What to work on:
Write the material out again exactly.

Excerpted data:

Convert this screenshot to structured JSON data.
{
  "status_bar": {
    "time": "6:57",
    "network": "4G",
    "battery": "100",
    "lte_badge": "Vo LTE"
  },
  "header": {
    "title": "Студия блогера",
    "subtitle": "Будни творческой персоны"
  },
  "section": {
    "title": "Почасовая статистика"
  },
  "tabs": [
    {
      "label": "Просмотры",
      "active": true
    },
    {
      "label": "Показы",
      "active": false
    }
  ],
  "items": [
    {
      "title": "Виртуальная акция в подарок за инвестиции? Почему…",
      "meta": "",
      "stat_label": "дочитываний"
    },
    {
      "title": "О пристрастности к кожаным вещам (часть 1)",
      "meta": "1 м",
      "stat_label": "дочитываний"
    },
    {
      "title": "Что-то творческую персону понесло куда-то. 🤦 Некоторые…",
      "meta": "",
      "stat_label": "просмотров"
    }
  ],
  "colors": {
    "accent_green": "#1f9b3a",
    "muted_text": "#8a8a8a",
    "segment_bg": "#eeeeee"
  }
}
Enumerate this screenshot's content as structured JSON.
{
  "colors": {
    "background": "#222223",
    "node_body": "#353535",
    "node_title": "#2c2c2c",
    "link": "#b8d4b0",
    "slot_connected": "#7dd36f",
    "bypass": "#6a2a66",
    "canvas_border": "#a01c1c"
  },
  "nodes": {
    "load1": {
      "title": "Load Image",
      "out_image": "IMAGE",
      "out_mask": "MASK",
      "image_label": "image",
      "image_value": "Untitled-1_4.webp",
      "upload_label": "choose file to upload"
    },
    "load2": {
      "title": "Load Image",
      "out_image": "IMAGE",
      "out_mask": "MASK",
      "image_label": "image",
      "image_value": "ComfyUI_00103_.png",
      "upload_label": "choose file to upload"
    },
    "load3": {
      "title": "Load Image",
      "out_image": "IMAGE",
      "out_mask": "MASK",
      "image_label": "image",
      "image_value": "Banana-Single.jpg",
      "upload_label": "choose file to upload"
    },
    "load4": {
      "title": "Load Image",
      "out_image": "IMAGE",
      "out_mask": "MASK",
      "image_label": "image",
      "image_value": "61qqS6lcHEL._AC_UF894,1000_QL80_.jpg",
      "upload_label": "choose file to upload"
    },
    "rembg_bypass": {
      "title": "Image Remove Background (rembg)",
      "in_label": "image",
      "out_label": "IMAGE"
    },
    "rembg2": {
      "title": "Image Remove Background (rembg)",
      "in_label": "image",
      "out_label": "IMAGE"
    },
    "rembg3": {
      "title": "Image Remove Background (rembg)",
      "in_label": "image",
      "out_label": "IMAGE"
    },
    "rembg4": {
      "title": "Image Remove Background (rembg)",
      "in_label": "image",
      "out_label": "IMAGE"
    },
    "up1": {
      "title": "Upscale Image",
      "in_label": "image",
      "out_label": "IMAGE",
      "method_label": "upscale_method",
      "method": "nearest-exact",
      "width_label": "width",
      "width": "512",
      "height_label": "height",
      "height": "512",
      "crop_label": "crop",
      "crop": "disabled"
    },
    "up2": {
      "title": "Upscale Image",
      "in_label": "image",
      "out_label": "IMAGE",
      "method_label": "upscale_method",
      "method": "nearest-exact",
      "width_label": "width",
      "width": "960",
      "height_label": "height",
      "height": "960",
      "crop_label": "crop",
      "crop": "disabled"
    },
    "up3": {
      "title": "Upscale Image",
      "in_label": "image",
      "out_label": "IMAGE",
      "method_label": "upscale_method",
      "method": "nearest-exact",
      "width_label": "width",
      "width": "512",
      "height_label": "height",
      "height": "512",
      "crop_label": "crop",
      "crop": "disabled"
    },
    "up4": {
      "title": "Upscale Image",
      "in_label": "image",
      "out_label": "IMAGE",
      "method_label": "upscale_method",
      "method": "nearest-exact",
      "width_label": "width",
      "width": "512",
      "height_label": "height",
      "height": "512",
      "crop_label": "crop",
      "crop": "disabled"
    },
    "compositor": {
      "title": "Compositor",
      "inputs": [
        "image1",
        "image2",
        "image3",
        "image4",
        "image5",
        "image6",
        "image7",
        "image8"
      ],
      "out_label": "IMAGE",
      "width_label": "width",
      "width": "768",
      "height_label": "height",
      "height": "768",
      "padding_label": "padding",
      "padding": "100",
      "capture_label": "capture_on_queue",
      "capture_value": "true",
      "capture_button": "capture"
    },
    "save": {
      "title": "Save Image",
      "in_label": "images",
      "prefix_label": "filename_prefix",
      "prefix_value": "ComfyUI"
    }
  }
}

Output:
Convert this screenshot to structured JSON data.
{
  "status_bar": {
    "time": "6:57",
    "network": "4G",
    "battery": "100",
    "lte_badge": "Vo LTE"
  },
  "header": {
    "title": "Студия блогера",
    "subtitle": "Будни творческой персоны"
  },
  "section": {
    "title": "Почасовая статистика"
  },
  "tabs": [
    {
      "label": "Просмотры",
      "active": true
    },
    {
      "label": "Показы",
      "active": false
    }
  ],
  "items": [
    {
      "title": "Виртуальная акция в подарок за инвестиции? Почему…",
      "meta": "",
      "stat_label": "дочитываний"
    },
    {
      "title": "О пристрастности к кожаным вещам (часть 1)",
      "meta": "1 м",
      "stat_label": "дочитываний"
    },
    {
      "title": "Что-то творческую персону понесло куда-то. 🤦 Некоторые…",
      "meta": "",
      "stat_label": "просмотров"
    }
  ],
  "colors": {
    "accent_green": "#1f9b3a",
    "muted_text": "#8a8a8a",
    "segment_bg": "#eeeeee"
  }
}
Enumerate this screenshot's content as structured JSON.
{
  "colors": {
    "background": "#222223",
    "node_body": "#353535",
    "node_title": "#2c2c2c",
    "link": "#b8d4b0",
    "slot_connected": "#7dd36f",
    "bypass": "#6a2a66",
    "canvas_border": "#a01c1c"
  },
  "nodes": {
    "load1": {
      "title": "Load Image",
      "out_image": "IMAGE",
      "out_mask": "MASK",
      "image_label": "image",
      "image_value": "Untitled-1_4.webp",
      "upload_label": "choose file to upload"
    },
    "load2": {
      "title": "Load Image",
      "out_image": "IMAGE",
      "out_mask": "MASK",
      "image_label": "image",
      "image_value": "ComfyUI_00103_.png",
      "upload_label": "choose file to upload"
    },
    "load3": {
      "title": "Load Image",
      "out_image": "IMAGE",
      "out_mask": "MASK",
      "image_label": "image",
      "image_value": "Banana-Single.jpg",
      "upload_label": "choose file to upload"
    },
    "load4": {
      "title": "Load Image",
      "out_image": "IMAGE",
      "out_mask": "MASK",
      "image_label": "image",
      "image_value": "61qqS6lcHEL._AC_UF894,1000_QL80_.jpg",
      "upload_label": "choose file to upload"
    },
    "rembg_bypass": {
      "title": "Image Remove Background (rembg)",
      "in_label": "image",
      "out_label": "IMAGE"
    },
    "rembg2": {
      "title": "Image Remove Background (rembg)",
      "in_label": "image",
      "out_label": "IMAGE"
    },
    "rembg3": {
      "title": "Image Remove Background (rembg)",
      "in_label": "image",
      "out_label": "IMAGE"
    },
    "rembg4": {
      "title": "Image Remove Background (rembg)",
      "in_label": "image",
      "out_label": "IMAGE"
    },
    "up1": {
      "title": "Upscale Image",
      "in_label": "image",
      "out_label": "IMAGE",
      "method_label": "upscale_method",
      "method": "nearest-exact",
      "width_label": "width",
      "width": "512",
      "height_label": "height",
      "height": "512",
      "crop_label": "crop",
      "crop": "disabled"
    },
    "up2": {
      "title": "Upscale Image",
      "in_label": "image",
      "out_label": "IMAGE",
      "method_label": "upscale_method",
      "method": "nearest-exact",
      "width_label": "width",
      "width": "960",
      "height_label": "height",
      "height": "960",
      "crop_label": "crop",
      "crop": "disabled"
    },
    "up3": {
      "title": "Upscale Image",
      "in_label": "image",
      "out_label": "IMAGE",
      "method_label": "upscale_method",
      "method": "nearest-exact",
      "width_label": "width",
      "width": "512",
      "height_label": "height",
      "height": "512",
      "crop_label": "crop",
      "crop": "disabled"
    },
    "up4": {
      "title": "Upscale Image",
      "in_label": "image",
      "out_label": "IMAGE",
      "method_label": "upscale_method",
      "method": "nearest-exact",
      "width_label": "width",
      "width": "512",
      "height_label": "height",
      "height": "512",
      "crop_label": "crop",
      "crop": "disabled"
    },
    "compositor": {
      "title": "Compositor",
      "inputs": [
        "image1",
        "image2",
        "image3",
        "image4",
        "image5",
        "image6",
        "image7",
        "image8"
      ],
      "out_label": "IMAGE",
      "width_label": "width",
      "width": "768",
      "height_label": "height",
      "height": "768",
      "padding_label": "padding",
      "padding": "100",
      "capture_label": "capture_on_queue",
      "capture_value": "true",
      "capture_button": "capture"
    },
    "save": {
      "title": "Save Image",
      "in_label": "images",
      "prefix_label": "filename_prefix",
      "prefix_value": "ComfyUI"
    }
  }
}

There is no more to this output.